(TEXT UNDER STUDY Opens)

How is artificial intelligence (AI) used in radiation therapy?

Artificial intelligence (AI) refers to computer algorithms that emulate human intelligence. AI programs can be “trained” to perform complex tasks that are difficult or time-consuming for people. Thanks to advances in computing power and software models, AI capabilities have grown by leaps and bounds in recent years.

AI is increasingly being used in many aspects of medicine, including routine data processing, patient care, and research. AI has the potential to dramatically improve medical care by making treatments safer, more efficient, and more personalized.

This is especially true for medical imaging and radiation therapy, which have long been very computer-reliant fields. Below we explore how artificial intelligence is revolutionizing these areas of medicine.

Historically, advancements in radiation therapy technologies have led to increased complexity and a greater reliance on computers. This has had the unfortunate side effect of reducing the time available to doctors for interacting with patients. Artificial intelligence is poised to reverse this trend by automating routine and time-consuming clinical tasks, thereby empowering doctors to refocus their attention on patient care and devote more time to conversations in which patients feel heard and understood. In this way AI is not replacing the human element but actually helping patients receive the personalized support they need.

AI is especially well suited to analyzing images for details and patterns that may escape the human eye. The technology is therefore being used to assist radiologists in scrutinizing medical scans for signs of disease, by highlighting features of interest and serving as a safety check. In addition to helping improve the speed and accuracy of diagnosis, AI assists radiologists with routine tasks to reduce their workload burden. AI is also heavily utilized in radiomics, a field of study that examines medical images for subtle, quantitative features and correlations that can be used to improve diagnosis and treatment.

(TEXT UNDER STUDY Closes)
(DATASET EXCERPTS Opens)

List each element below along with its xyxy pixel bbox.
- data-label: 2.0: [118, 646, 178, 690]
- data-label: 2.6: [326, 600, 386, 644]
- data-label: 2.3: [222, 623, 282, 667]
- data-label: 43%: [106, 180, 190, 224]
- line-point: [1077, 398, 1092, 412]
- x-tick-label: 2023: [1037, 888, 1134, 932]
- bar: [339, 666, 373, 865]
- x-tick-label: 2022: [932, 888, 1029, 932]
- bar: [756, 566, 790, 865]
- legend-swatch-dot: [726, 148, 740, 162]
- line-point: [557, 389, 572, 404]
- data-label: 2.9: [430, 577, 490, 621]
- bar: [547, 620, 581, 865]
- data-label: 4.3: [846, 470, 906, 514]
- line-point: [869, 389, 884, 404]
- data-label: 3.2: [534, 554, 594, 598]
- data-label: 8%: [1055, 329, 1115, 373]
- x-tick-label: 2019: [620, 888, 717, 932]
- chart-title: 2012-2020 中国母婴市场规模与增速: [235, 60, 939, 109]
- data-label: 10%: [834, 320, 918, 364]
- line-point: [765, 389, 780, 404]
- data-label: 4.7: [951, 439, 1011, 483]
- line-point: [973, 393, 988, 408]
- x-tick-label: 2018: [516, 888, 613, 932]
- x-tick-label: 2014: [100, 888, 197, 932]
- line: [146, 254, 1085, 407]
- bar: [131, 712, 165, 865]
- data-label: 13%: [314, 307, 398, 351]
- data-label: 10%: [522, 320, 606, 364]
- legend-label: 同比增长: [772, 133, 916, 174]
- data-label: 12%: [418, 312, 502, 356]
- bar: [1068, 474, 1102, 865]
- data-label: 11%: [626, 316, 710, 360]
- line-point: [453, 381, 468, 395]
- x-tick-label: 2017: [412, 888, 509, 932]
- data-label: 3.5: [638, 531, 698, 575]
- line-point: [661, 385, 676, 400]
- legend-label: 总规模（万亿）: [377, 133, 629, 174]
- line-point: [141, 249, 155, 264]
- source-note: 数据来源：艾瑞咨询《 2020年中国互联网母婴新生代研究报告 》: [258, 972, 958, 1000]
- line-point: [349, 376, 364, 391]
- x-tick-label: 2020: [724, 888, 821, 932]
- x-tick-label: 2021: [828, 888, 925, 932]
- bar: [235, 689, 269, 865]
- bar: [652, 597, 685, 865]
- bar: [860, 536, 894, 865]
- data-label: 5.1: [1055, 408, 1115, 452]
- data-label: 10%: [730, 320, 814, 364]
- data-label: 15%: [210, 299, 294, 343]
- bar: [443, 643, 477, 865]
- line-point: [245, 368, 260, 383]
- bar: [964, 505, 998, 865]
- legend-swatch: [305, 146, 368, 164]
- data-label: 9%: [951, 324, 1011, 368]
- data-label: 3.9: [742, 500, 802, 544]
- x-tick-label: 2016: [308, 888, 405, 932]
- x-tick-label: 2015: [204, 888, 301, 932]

(DATASET EXCERPTS Closes)

The text on AI in radiation therapy names the aspects of medicine in which AI is increasingly used. List them all.

Routine data processing, patient care, and research.